** Start RECORDS PROVIDED **
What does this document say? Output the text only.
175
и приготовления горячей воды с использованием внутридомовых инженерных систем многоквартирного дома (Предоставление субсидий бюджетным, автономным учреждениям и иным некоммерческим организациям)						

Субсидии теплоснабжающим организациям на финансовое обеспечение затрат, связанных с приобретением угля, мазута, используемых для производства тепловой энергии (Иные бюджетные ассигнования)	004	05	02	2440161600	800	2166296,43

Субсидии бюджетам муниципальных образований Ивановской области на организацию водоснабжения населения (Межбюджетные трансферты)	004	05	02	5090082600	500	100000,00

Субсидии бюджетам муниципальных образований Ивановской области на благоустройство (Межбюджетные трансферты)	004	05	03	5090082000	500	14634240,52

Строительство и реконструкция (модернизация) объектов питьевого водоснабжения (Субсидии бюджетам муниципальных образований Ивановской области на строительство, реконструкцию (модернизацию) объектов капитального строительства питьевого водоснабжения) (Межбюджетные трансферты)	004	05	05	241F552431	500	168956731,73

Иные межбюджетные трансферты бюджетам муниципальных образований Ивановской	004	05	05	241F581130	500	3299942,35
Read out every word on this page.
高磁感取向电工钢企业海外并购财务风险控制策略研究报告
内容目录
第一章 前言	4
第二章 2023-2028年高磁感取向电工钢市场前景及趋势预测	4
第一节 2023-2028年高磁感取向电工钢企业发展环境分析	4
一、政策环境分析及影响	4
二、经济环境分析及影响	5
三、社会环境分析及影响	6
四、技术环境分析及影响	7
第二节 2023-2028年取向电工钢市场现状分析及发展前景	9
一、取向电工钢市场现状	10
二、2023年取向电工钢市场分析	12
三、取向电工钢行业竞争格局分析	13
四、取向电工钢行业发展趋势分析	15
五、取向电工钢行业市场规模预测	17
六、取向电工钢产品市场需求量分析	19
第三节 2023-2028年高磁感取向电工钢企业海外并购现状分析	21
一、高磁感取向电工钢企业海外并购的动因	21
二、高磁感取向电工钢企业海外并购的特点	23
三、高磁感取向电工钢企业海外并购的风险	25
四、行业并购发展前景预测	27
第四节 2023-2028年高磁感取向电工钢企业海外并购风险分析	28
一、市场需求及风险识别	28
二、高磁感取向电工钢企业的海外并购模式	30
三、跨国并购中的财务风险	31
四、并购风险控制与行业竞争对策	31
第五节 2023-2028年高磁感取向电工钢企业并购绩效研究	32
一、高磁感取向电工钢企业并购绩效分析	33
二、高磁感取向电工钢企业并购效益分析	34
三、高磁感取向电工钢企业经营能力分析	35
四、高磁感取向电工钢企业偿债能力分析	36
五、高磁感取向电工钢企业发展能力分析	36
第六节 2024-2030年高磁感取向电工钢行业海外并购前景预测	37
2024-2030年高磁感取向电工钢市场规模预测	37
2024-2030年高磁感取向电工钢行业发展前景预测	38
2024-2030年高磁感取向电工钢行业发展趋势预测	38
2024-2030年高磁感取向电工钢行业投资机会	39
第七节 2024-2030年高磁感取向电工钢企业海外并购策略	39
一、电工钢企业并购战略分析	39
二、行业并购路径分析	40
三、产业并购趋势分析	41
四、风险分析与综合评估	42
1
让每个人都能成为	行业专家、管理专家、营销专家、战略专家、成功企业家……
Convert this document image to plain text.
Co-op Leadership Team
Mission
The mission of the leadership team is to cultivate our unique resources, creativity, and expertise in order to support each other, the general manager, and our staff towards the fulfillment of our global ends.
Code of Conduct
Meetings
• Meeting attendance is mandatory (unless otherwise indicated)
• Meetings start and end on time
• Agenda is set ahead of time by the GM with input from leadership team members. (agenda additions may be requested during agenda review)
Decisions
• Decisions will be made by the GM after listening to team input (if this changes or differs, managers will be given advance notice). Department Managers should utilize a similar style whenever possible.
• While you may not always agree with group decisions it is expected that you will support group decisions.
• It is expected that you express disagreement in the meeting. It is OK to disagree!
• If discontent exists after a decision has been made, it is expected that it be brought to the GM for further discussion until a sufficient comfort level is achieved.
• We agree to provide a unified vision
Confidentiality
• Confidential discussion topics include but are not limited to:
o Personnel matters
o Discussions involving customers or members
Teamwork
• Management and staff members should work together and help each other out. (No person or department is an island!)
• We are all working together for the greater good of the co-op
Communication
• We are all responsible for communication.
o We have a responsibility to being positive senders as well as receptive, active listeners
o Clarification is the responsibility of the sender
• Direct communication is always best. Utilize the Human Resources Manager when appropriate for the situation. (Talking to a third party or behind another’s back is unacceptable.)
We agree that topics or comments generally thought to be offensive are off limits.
** End RECORDS PROVIDED **
#### PROBLEM TO WORK ON
Copy every line above that holds the word "Meetings".

#### FINISHED ANSWER
Meetings
• Meetings start and end on time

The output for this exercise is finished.